Aryeh Neier, Defending My Enemy: Skokie and the Legacy of Free Speech in America (New York: The New Press, September 23, 2025). Softcover: $17.99. 186pp. ISBN: 978-1-62097-991-4.
****
“A new edition of the most important free speech book of the past halfcentury, with a new essay by the author on the ensuing fifty years of First Amendment controversies. When Nazis wanted to express their right to free speech in 1977 by marching through Skokie, Illinois—a town with a large population of Holocaust survivors—Aryeh Neier, then the national director of the ACLU and himself a Holocaust survivor—came to the Nazis’ defense. Explaining what many saw as a despicable bridge too far for the First Amendment, Neier spelled out his thoughts about free speech in his 1979 book Defending My Enemy. Now, nearly fifty years later, Neier revisits the topic of free speech in a volume that includes his original essay along with an extended new piece addressing some of the most controversial free speech issues of the past halfcentury. Touching on hotbutton First Amendment topics currently in play, the second half of the book includes First Amendment analysis of the ‘Unite the Right’ march in Charlotteville, campus protest over the Israel/Gaza war, book banning, trigger warnings, rightwing hate speech, the heckler’s veto, and the recent attempts by public figures including Donald Trump to overturn the longstanding Sullivan v. The New York Times precedent shielding the media from libel claims…’”
I looked for the references to proposed edits to Sullivan first: apparently two Supreme Court justices have been philosophizing about ending press-freedom, after Trump has been winning cases such as the $15 million settlement over Stephanopoulos stating what he was found guilty of as “rape” as opposed to “sexual abuse”. Trump also since won a case against the editing of his competitor’s interview, and other absurd cases that are “inconceivable”, if these cases went through court under Sullivan rules. These are troubling cases indeed.

Data block:
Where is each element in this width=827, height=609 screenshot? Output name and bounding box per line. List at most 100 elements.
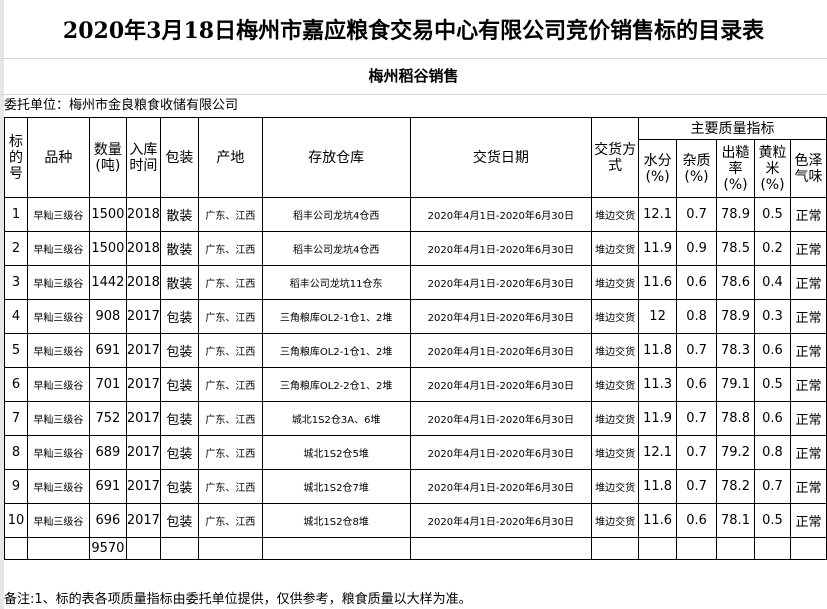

Set problem 1:
List every year written as a four-digit number in the review of Neier's book.
Set problem 2:
Carry on the review of Neier's book on free speech from the point where it ends.

Task answer 1:
2025, 1977, 1979

Task answer 2:
As a publisher, I have had a policy of accepting anything within reason under the assumption that writers have a write to state whatever they believe in. There should not be barriers based on what a publisher believes that block contradictory content from breaking into print. If an idea is erroneous, untrue, or malicious; it would logically be rejected by readers or critics. It is important to allow even evil ideas to be voiced because these are confessions of wrongdoing, or wrong-thinking. Knowing what bad things or ideas people are up to is partly what the press is for, as opposed to merely repeating what is known to be good and right.
Banning books such as Uncle Tom’s Cabin (“most widely banned book”) has historically tended to increase sales for whatever is being banned because readers want access to whatever somebody claims they should not have access to.
On the other hand, banning “10,046” books at the school-level does not help sales, and indeed blocks access. Theoretically banning a book without the power to enforce it is different from blocking a book from being taught, or purchased by one of the main book-buyers. Such bans are meant to impact what is allowed into print because publishing is a for-profit business.
On the other hand, apparently inciting-violence is print has been legal since Brandenburg v. Ohio in 1969, as long as it is not likely to “imminently… take place”. This kind of means that if the public’s discontent with the other violations of freedom hit an extreme-point, the only legally-allowed path might be storming DC, since a “coup” has been proven to be legal based on Trump’s pardoning of January 6 rebels (158).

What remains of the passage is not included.